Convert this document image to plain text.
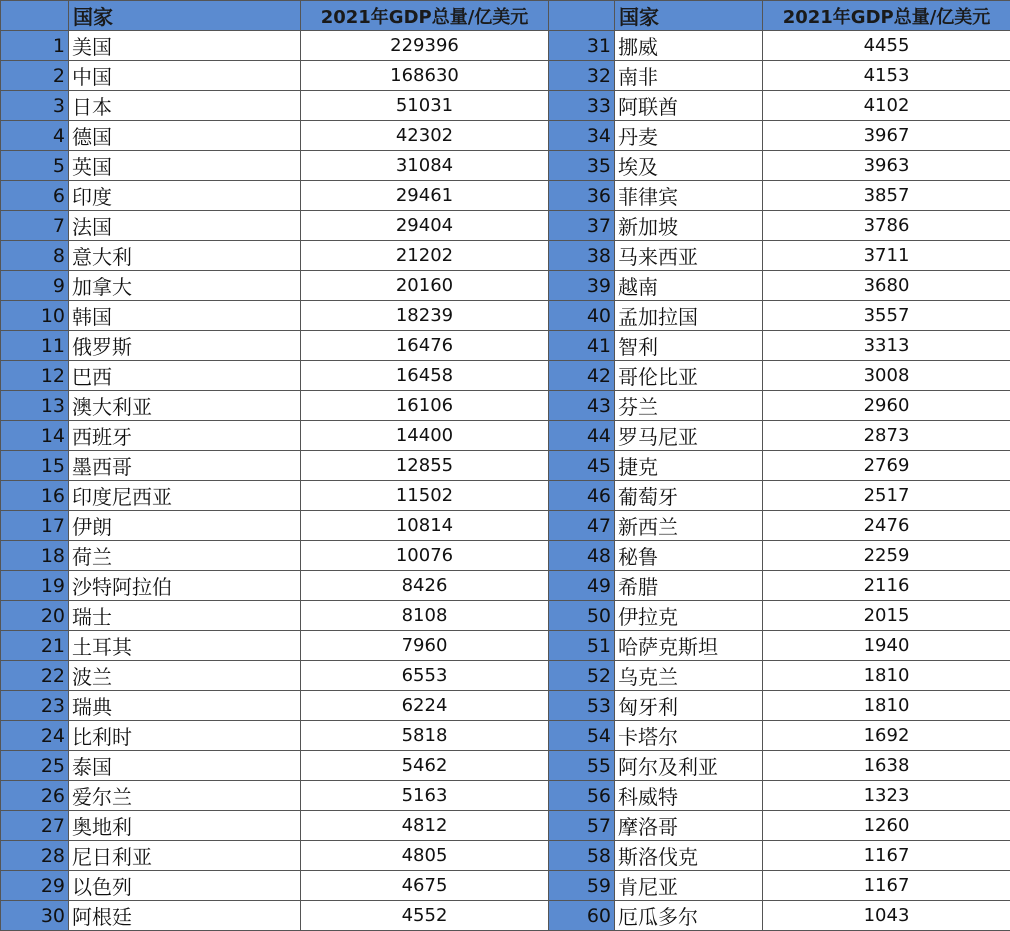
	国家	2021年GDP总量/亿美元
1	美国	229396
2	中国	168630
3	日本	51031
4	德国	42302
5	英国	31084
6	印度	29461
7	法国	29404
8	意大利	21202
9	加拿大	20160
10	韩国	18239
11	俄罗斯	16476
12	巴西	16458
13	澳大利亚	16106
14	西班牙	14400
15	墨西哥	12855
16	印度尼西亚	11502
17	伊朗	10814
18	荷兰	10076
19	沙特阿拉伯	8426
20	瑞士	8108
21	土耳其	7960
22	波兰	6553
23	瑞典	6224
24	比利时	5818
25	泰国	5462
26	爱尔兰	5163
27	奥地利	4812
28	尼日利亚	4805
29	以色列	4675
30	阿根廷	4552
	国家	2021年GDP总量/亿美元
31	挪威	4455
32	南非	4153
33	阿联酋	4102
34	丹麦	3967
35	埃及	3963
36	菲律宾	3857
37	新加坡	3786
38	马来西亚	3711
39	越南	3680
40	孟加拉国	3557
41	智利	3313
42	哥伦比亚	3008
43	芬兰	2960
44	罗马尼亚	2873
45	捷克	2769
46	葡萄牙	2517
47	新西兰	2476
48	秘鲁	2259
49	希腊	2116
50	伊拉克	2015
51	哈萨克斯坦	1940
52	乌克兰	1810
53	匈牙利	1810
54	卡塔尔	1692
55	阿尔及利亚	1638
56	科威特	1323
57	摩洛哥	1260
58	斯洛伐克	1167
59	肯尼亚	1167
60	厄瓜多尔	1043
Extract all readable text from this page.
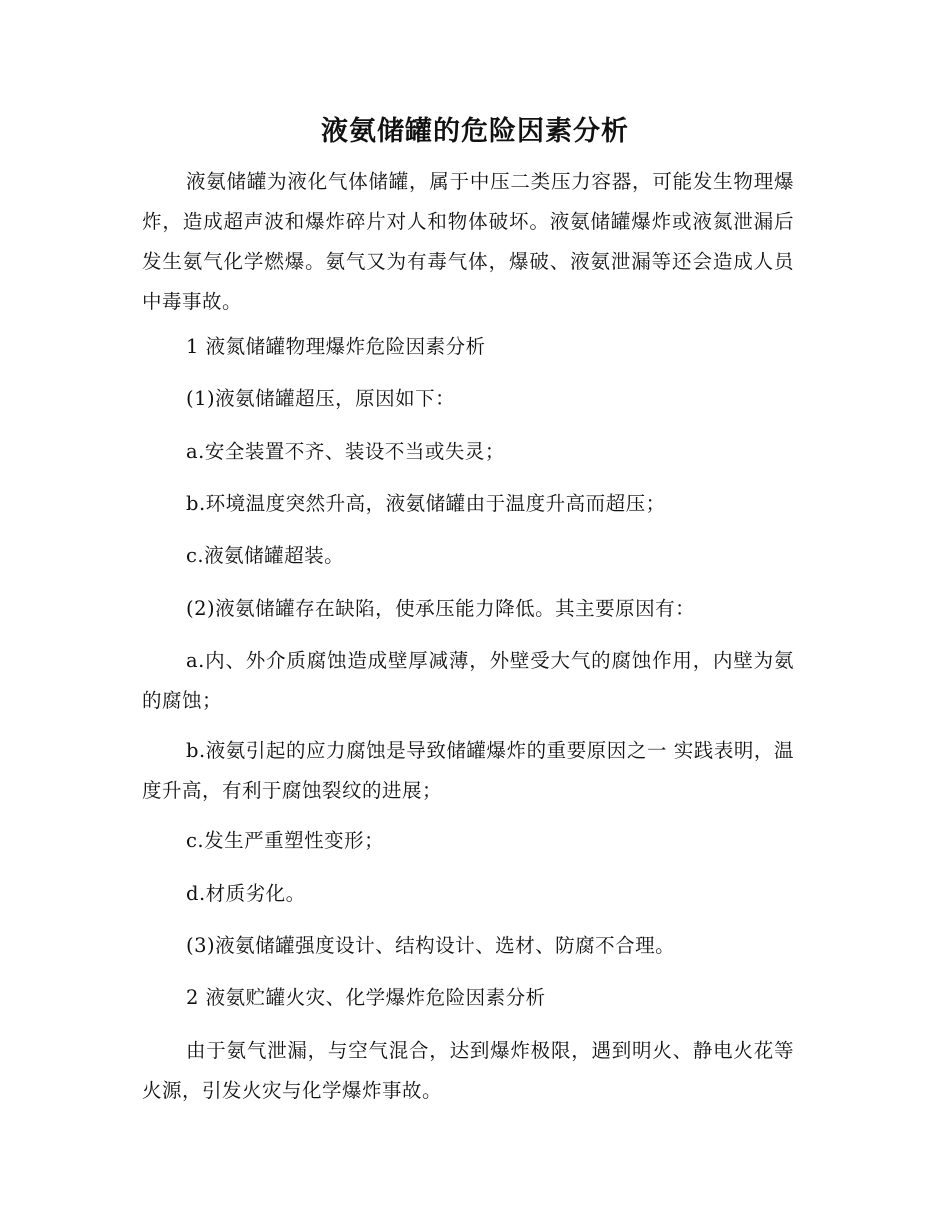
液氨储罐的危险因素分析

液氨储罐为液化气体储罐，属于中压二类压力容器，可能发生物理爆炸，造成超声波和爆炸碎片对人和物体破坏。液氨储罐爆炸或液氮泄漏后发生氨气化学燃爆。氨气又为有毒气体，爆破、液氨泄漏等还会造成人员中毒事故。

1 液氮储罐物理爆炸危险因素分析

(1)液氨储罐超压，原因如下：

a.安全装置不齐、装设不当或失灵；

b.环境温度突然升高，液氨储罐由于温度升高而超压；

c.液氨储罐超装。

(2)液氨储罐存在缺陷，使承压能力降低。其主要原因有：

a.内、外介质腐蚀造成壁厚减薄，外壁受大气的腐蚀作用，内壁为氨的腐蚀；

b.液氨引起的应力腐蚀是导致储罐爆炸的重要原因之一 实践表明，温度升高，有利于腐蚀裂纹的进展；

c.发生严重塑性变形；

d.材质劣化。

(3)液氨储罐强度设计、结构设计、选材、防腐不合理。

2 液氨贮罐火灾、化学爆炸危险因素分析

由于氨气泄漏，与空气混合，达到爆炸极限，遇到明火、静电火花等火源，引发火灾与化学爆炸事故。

**Work to complete**
Using the listing above, gather each line that holds the string "text" and copy it.

**Output below**
Convert this document image to plain text.
Extract all readable text from this page.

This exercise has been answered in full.